> **TASK GOAL**:
Collect all the lines that mention the word "entre".

(Recorded data)
↓↓↓
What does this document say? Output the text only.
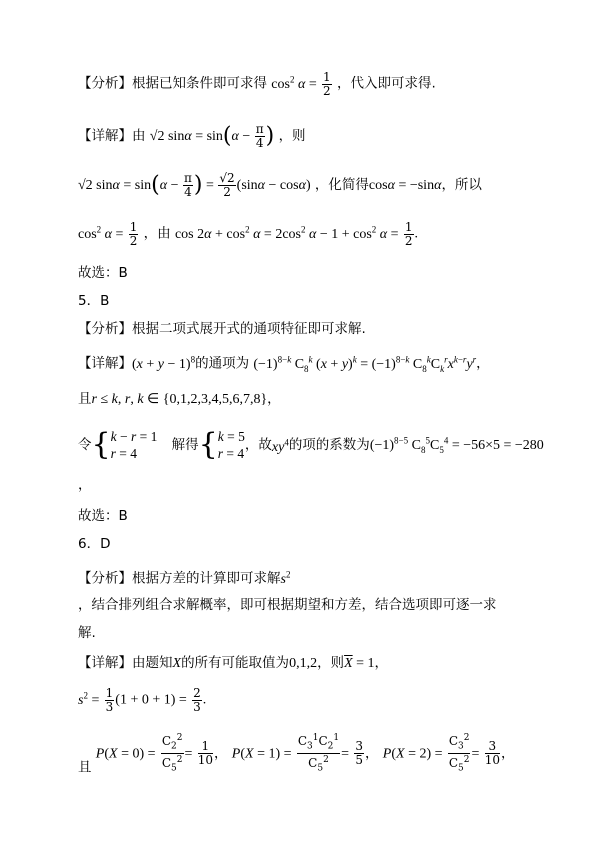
【分析】根据已知条件即可求得 $\cos^2 \alpha = \frac{1}{2}$ ，代入即可求得.
【详解】由 √2 $\sin\alpha = \sin(\alpha - \frac{\pi}{4}$ ) ，则
√2 $\sin\alpha = \sin(\alpha - \frac{\pi}{4}$ ) = $\frac{√2}{2} (\sin\alpha - \cos\alpha)$ ，化简得cosα = −sinα，所以
$\cos^2 \alpha = \frac{1}{2}$ ，由 $\cos 2\alpha + \cos^2 \alpha = 2\cos^2$ $\alpha - 1 + \cos^2 \alpha = \frac{1}{2}$ .
故选：B
5．B
【分析】根据二项式展开式的通项特征即可求解.
【详解】$(x + y - 1)^8$的通项为 $(-1)^{8-k}$ $C_8^k$ $(x + y)^k = (-1)^{8-k}$ $C_8^kC_k^rx^{k-r}y^r$，
且r ≤ k, r, k ∈ {0,1,2,3,4,5,6,7,8}，
令{ k − r = 1
r = 4
解得{ k = 5
r = 4
，故$xy^4$的项的系数为$(-1)^{8-5}$ $C_8^5C_5^4 = -56\times 5 = -280$
，
故选：B
6．D
【分析】根据方差的计算即可求解$s^2$
，结合排列组合求解概率，即可根据期望和方差，结合选项即可逐一求
解.
【详解】由题知X的所有可能取值为0,1,2，则$\overline{X} = 1$，
$s^2 = \frac{1}{3} (1 + 0 + 1) = \frac{2}{3}$ .
且 $P(X = 0) = \frac{C_2^2}{C_5^2} = \frac{1}{10}$ ， $P(X = 1) = \frac{C_3^1C_2^1}{C_5^2} = \frac{3}{5}$ ， $P(X = 2) = \frac{C_3^2}{C_5^2} = \frac{3}{10}$ ，
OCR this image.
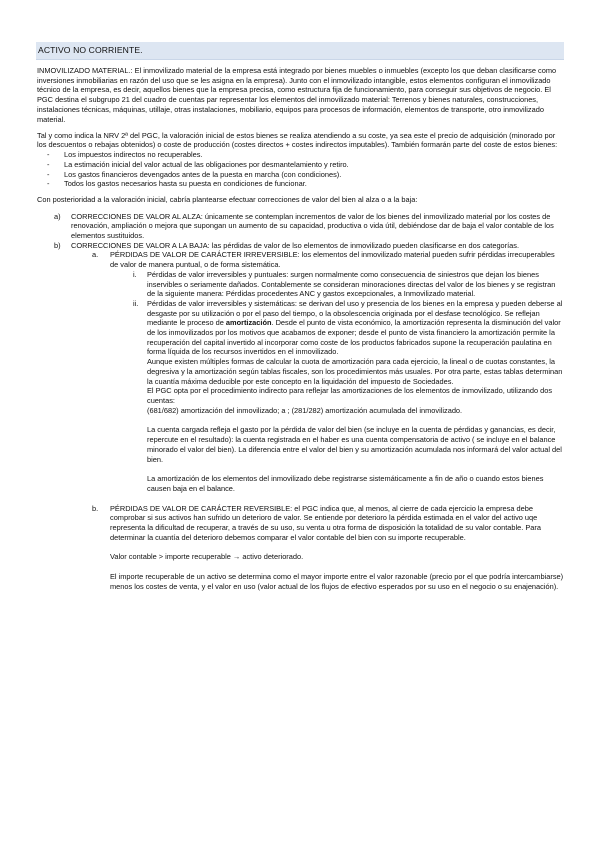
ACTIVO NO CORRIENTE.

INMOVILIZADO MATERIAL.: El inmovilizado material de la empresa está integrado por bienes muebles o inmuebles (excepto los que deban clasificarse como inversiones inmobiliarias en razón del uso que se les asigna en la empresa). Junto con el inmovilizado intangible, estos elementos configuran el inmovilizado técnico de la empresa, es decir, aquellos bienes que la empresa precisa, como estructura fija de funcionamiento, para conseguir sus objetivos de negocio. El PGC destina el subgrupo 21 del cuadro de cuentas par representar los elementos del inmovilizado material: Terrenos y bienes naturales, construcciones, instalaciones técnicas, máquinas, utillaje, otras instalaciones, mobiliario, equipos para procesos de información, elementos de transporte, otro inmovilizado material.

Tal y como indica la NRV 2ª del PGC, la valoración inicial de estos bienes se realiza atendiendo a su coste, ya sea este el precio de adquisición (minorado por los descuentos o rebajas obtenidos) o coste de producción (costes directos + costes indirectos imputables). También formarán parte del coste de estos bienes:

- Los impuestos indirectos no recuperables.
- La estimación inicial del valor actual de las obligaciones por desmantelamiento y retiro.
- Los gastos financieros devengados antes de la puesta en marcha (con condiciones).
- Todos los gastos necesarios hasta su puesta en condiciones de funcionar.

Con posterioridad a la valoración inicial, cabría plantearse efectuar correcciones de valor del bien al alza o a la baja:

a) CORRECCIONES DE VALOR AL ALZA: únicamente se contemplan incrementos de valor de los bienes del inmovilizado material por los costes de renovación, ampliación o mejora que supongan un aumento de su capacidad, productiva o vida útil, debiéndose dar de baja el valor contable de los elementos sustituidos.
b) CORRECCIONES DE VALOR A LA BAJA: las pérdidas de valor de lso elementos de inmovilizado pueden clasificarse en dos categorías.
a. PÉRDIDAS DE VALOR DE CARÁCTER IRREVERSIBLE: los elementos del inmovilizado material pueden sufrir pérdidas irrecuperables de valor de manera puntual, o de forma sistemática.
i. Pérdidas de valor irreversibles y puntuales: surgen normalmente como consecuencia de siniestros que dejan los bienes inservibles o seriamente dañados. Contablemente se consideran minoraciones directas del valor de los bienes y se registran de la siguiente manera: Pérdidas procedentes ANC y gastos excepcionales, a Inmovilizado material.
ii. Pérdidas de valor irreversibles y sistemáticas: se derivan del uso y presencia de los bienes en la empresa y pueden deberse al desgaste por su utilización o por el paso del tiempo, o la obsolescencia originada por el desfase tecnológico. Se reflejan mediante le proceso de amortización. Desde el punto de vista económico, la amortización representa la disminución del valor de los inmovilizados por los motivos que acabamos de exponer; desde el punto de vista financiero la amortización permite la recuperación del capital invertido al incorporar como coste de los productos fabricados supone la recuperación paulatina en forma líquida de los recursos invertidos en el inmovilizado.

Aunque existen múltiples formas de calcular la cuota de amortización para cada ejercicio, la lineal o de cuotas constantes, la degresiva y la amortización según tablas fiscales, son los procedimientos más usuales. Por otra parte, estas tablas determinan la cuantía máxima deducible por este concepto en la liquidación del impuesto de Sociedades.

El PGC opta por el procedimiento indirecto para reflejar las amortizaciones de los elementos de inmovilizado, utilizando dos cuentas:

(681/682) amortización del inmovilizado; a ; (281/282) amortización acumulada del inmovilizado.

La cuenta cargada refleja el gasto por la pérdida de valor del bien (se incluye en la cuenta de pérdidas y ganancias, es decir, repercute en el resultado): la cuenta registrada en el haber es una cuenta compensatoria de activo ( se incluye en el balance minorado el valor del bien). La diferencia entre el valor del bien y su amortización acumulada nos informará del valor actual del bien.

La amortización de los elementos del inmovilizado debe registrarse sistemáticamente a fin de año o cuando estos bienes causen baja en el balance.

b. PÉRDIDAS DE VALOR DE CARÁCTER REVERSIBLE: el PGC indica que, al menos, al cierre de cada ejercicio la empresa debe comprobar si sus activos han sufrido un deterioro de valor. Se entiende por deterioro la pérdida estimada en el valor del activo uqe representa la dificultad de recuperar, a través de su uso, su venta u otra forma de disposición la totalidad de su valor contable. Para determinar la cuantía del deterioro debemos comparar el valor contable del bien con su importe recuperable.

Valor contable > importe recuperable → activo deteriorado.

El importe recuperable de un activo se determina como el mayor importe entre el valor razonable (precio por el que podría intercambiarse) menos los costes de venta, y el valor en uso (valor actual de los flujos de efectivo esperados por su uso en el negocio o su enajenación).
↑↑↑
> **SOLUTION FOR THIS PROBLEM**:
La cuenta cargada refleja el gasto por la pérdida de valor del bien (se incluye en la cuenta de pérdidas y ganancias, es decir, repercute en el resultado): la cuenta registrada en el haber es una cuenta compensatoria de activo ( se incluye en el balance minorado el valor del bien). La diferencia entre el valor del bien y su amortización acumulada nos informará del valor actual del bien.
El importe recuperable de un activo se determina como el mayor importe entre el valor razonable (precio por el que podría intercambiarse) menos los costes de venta, y el valor en uso (valor actual de los flujos de efectivo esperados por su uso en el negocio o su enajenación).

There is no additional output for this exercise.